(Records for this task):
--- start ---

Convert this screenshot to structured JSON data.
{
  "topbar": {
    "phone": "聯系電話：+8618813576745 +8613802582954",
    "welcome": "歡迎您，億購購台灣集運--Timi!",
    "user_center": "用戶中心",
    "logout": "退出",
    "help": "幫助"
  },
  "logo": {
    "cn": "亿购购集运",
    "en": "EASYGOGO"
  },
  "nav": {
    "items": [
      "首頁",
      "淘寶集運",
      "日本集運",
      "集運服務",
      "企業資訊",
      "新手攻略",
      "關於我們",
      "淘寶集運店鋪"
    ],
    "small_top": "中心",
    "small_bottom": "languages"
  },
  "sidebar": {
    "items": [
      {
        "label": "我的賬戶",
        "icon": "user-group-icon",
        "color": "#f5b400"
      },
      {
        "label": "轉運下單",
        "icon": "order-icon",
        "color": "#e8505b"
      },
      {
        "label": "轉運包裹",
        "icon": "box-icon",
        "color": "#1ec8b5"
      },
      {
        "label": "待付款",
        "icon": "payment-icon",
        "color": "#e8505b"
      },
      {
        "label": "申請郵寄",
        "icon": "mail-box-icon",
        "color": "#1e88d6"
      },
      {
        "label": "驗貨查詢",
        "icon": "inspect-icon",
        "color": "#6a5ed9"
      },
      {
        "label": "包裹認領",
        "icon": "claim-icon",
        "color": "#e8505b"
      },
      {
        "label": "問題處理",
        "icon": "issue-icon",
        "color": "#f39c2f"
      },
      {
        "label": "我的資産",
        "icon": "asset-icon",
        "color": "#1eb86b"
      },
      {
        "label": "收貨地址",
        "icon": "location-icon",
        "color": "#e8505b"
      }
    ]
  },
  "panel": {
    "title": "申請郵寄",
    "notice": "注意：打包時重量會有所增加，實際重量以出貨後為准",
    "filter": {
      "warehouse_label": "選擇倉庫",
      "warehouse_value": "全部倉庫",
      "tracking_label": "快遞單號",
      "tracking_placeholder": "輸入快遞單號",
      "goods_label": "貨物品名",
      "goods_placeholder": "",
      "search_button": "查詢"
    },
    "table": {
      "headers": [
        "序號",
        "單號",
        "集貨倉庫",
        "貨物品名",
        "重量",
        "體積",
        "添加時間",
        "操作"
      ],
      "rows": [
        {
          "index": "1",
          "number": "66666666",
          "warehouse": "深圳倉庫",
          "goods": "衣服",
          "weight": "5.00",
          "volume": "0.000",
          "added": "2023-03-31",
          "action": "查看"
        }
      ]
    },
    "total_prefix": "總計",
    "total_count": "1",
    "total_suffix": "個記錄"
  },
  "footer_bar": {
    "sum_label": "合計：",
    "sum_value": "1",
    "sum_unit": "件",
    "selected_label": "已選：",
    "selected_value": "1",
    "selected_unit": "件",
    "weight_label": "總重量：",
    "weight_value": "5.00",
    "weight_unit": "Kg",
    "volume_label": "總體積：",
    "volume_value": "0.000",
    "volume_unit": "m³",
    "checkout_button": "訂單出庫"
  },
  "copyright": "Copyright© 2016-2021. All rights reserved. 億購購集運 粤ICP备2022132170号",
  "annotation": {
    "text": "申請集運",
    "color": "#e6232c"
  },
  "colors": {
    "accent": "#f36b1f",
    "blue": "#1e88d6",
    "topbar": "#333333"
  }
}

--- end ---

(Aim): Repeat the preceding lines exactly, please, every one of them.

(The answer):
Convert this screenshot to structured JSON data.
{
  "topbar": {
    "phone": "聯系電話：+8618813576745 +8613802582954",
    "welcome": "歡迎您，億購購台灣集運--Timi!",
    "user_center": "用戶中心",
    "logout": "退出",
    "help": "幫助"
  },
  "logo": {
    "cn": "亿购购集运",
    "en": "EASYGOGO"
  },
  "nav": {
    "items": [
      "首頁",
      "淘寶集運",
      "日本集運",
      "集運服務",
      "企業資訊",
      "新手攻略",
      "關於我們",
      "淘寶集運店鋪"
    ],
    "small_top": "中心",
    "small_bottom": "languages"
  },
  "sidebar": {
    "items": [
      {
        "label": "我的賬戶",
        "icon": "user-group-icon",
        "color": "#f5b400"
      },
      {
        "label": "轉運下單",
        "icon": "order-icon",
        "color": "#e8505b"
      },
      {
        "label": "轉運包裹",
        "icon": "box-icon",
        "color": "#1ec8b5"
      },
      {
        "label": "待付款",
        "icon": "payment-icon",
        "color": "#e8505b"
      },
      {
        "label": "申請郵寄",
        "icon": "mail-box-icon",
        "color": "#1e88d6"
      },
      {
        "label": "驗貨查詢",
        "icon": "inspect-icon",
        "color": "#6a5ed9"
      },
      {
        "label": "包裹認領",
        "icon": "claim-icon",
        "color": "#e8505b"
      },
      {
        "label": "問題處理",
        "icon": "issue-icon",
        "color": "#f39c2f"
      },
      {
        "label": "我的資産",
        "icon": "asset-icon",
        "color": "#1eb86b"
      },
      {
        "label": "收貨地址",
        "icon": "location-icon",
        "color": "#e8505b"
      }
    ]
  },
  "panel": {
    "title": "申請郵寄",
    "notice": "注意：打包時重量會有所增加，實際重量以出貨後為准",
    "filter": {
      "warehouse_label": "選擇倉庫",
      "warehouse_value": "全部倉庫",
      "tracking_label": "快遞單號",
      "tracking_placeholder": "輸入快遞單號",
      "goods_label": "貨物品名",
      "goods_placeholder": "",
      "search_button": "查詢"
    },
    "table": {
      "headers": [
        "序號",
        "單號",
        "集貨倉庫",
        "貨物品名",
        "重量",
        "體積",
        "添加時間",
        "操作"
      ],
      "rows": [
        {
          "index": "1",
          "number": "66666666",
          "warehouse": "深圳倉庫",
          "goods": "衣服",
          "weight": "5.00",
          "volume": "0.000",
          "added": "2023-03-31",
          "action": "查看"
        }
      ]
    },
    "total_prefix": "總計",
    "total_count": "1",
    "total_suffix": "個記錄"
  },
  "footer_bar": {
    "sum_label": "合計：",
    "sum_value": "1",
    "sum_unit": "件",
    "selected_label": "已選：",
    "selected_value": "1",
    "selected_unit": "件",
    "weight_label": "總重量：",
    "weight_value": "5.00",
    "weight_unit": "Kg",
    "volume_label": "總體積：",
    "volume_value": "0.000",
    "volume_unit": "m³",
    "checkout_button": "訂單出庫"
  },
  "copyright": "Copyright© 2016-2021. All rights reserved. 億購購集運 粤ICP备2022132170号",
  "annotation": {
    "text": "申請集運",
    "color": "#e6232c"
  },
  "colors": {
    "accent": "#f36b1f",
    "blue": "#1e88d6",
    "topbar": "#333333"
  }
}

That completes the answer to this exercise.